TASKS TO COMPLETE:
1. According to the article on Douyin's crackdown, how many videos has ByteDance removed since the start of the year?
2. List the luxury items that the article on Douyin's crackdown says a user displayed in one of the banned videos.
3. Continue the article about Douyin banning accounts for flaunting wealth, starting after its final sentence.

━━ TEXT SHOWN ━━

TikTok sister app Douyin removes thousands of accounts for flaunting wealth

  • Douyin owner ByteDance said the platform has banned and removed thousands of accounts and videos for “money worship” and other inappropriate behaviour
  • Wealth inequality remains a challenge in China even though it has shown a declining trend in recent years

ByteDance has punished thousands of accounts on Douyin, the Chinese version of TikTok, for flaunting wealth in short videos.

The Beijing-based company said it had removed more than 2,800 such videos and punished nearly 4,000 accounts since the start of the year, according to a post on its news aggregator Jinri Toutiao on Friday.

It listed several types of content that fall into the banned category, such as those deliberately displaying large amounts of cash and promoting “money worship”. Other examples include videos featuring “elites with rags-to-riches stories”, as well as those ridiculing people who are not wealthy.

Minors are also forbidden to share excessive amounts of luxury-related content or engage in other behaviours that are considered “irrational wealth flaunting”. Accounts that helped people create such content to attract eyeballs were also punished.

In one of the banned videos, a user was seen showing off a large amount of cash and luxury items such as iPhones, car keys and expensive watches, according to ByteDance. Another video showed a user throwing money. Both videos were removed and the related accounts were banned.

━━━
━━ DATASET CONTENT ━━

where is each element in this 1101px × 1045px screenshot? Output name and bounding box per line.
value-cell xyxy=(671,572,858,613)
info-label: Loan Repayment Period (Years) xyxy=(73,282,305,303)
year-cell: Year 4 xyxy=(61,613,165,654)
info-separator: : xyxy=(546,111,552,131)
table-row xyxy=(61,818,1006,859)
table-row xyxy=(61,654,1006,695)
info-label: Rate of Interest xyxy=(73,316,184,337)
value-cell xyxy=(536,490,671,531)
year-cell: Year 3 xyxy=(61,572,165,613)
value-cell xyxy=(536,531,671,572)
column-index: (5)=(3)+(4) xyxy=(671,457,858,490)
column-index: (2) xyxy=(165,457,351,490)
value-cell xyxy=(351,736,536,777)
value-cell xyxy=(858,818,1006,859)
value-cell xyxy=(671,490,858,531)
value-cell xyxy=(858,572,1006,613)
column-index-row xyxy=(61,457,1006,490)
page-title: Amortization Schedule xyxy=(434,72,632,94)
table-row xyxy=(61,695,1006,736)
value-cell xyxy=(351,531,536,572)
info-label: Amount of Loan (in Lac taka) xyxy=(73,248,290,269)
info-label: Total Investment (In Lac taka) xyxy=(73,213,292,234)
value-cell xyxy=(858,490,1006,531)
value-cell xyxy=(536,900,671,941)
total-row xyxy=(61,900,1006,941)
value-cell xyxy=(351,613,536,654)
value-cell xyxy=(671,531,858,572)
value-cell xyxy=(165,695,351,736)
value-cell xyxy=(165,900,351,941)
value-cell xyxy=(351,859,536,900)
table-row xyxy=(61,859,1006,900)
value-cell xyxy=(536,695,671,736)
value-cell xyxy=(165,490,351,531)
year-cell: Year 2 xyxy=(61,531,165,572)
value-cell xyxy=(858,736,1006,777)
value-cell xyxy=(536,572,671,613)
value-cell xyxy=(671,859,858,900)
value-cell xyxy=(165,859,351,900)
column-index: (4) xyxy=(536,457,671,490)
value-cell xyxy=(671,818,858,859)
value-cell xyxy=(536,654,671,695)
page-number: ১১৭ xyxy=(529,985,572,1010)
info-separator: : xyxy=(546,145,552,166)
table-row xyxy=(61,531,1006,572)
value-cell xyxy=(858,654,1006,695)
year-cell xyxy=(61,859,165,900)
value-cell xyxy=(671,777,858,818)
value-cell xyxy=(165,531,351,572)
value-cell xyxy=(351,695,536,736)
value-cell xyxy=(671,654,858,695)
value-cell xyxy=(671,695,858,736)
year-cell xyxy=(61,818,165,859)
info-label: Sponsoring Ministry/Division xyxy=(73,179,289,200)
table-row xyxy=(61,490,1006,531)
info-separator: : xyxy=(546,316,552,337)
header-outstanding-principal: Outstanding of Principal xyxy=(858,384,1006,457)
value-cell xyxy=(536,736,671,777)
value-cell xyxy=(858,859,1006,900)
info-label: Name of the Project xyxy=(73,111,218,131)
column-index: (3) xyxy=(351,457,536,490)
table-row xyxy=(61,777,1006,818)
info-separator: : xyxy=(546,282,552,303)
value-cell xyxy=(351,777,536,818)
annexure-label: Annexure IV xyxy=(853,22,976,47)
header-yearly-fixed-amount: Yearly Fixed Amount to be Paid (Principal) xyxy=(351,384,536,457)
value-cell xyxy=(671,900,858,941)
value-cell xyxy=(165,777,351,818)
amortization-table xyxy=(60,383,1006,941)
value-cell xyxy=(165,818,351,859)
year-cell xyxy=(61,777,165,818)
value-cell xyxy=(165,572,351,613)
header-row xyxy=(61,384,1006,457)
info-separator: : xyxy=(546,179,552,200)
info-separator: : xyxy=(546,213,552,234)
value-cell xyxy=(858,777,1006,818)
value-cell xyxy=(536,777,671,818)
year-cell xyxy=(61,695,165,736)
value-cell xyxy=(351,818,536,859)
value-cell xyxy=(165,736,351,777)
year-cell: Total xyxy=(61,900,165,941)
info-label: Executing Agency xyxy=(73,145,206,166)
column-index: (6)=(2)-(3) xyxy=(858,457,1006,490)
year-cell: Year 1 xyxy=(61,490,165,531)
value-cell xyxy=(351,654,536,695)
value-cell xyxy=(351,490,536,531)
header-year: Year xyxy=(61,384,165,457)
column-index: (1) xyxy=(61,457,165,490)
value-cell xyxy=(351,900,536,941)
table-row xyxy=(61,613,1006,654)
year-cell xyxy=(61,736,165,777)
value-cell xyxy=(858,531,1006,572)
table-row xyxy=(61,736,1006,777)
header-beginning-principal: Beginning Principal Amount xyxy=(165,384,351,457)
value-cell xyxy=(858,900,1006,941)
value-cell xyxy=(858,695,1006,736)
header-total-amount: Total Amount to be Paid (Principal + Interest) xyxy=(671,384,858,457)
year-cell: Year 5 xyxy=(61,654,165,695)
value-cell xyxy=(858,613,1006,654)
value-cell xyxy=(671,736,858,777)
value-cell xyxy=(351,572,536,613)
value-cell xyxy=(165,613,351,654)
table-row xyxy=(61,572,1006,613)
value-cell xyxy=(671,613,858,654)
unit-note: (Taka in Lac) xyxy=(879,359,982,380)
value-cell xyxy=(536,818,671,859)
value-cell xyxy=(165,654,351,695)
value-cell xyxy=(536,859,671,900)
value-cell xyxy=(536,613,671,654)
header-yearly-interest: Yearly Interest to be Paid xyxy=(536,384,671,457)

━━━

EXPECTED OUTPUTS:
1. More than 2,800 videos.

2. iPhones, car keys, expensive watches

3.
A woman sitting in front of her residence in Baojing county in central China's Hunan province on January 12, 2021. Photo: AFP

China’s rapid economic growth over the past four decades raised living standards, but also coincided with a widening wealth gap. While the country’s Gini coefficient, a measure of income inequality on a scale of 0 to 1, has shown a declining trend in the past decade, it has remained above 0.4 for years, according to official statistics. A level of 0.4 is usually regarded by the United Nations as a red line for inequality.

In 2019, China’s Gini coefficient, which stood at 0.465, was identical to the level in the United States recorded by the US Census Bureau.

Last year, China saw its number of ultra-wealthy residents, defined as people whose net worth exceeds US$30 million excluding their primary residence, increased by 16 per cent, according to property consultancy Knight Frank.

Content moderation has remained a challenge for all Chinese social media platforms. Despite the help of artificial intelligence, most companies still hire large teams of human moderators to scan and catch content that violate government rules. ByteDance currently has more than 20,000 content-vetting workers, according to a report last month by Chinese media outlet LatePost.

Douyin said it removed more than 170,000 videos and permanently banned more than 190,000 accounts in January for violating the platform’s guidelines, such as publishing pornographic content or pretending to be celebrities.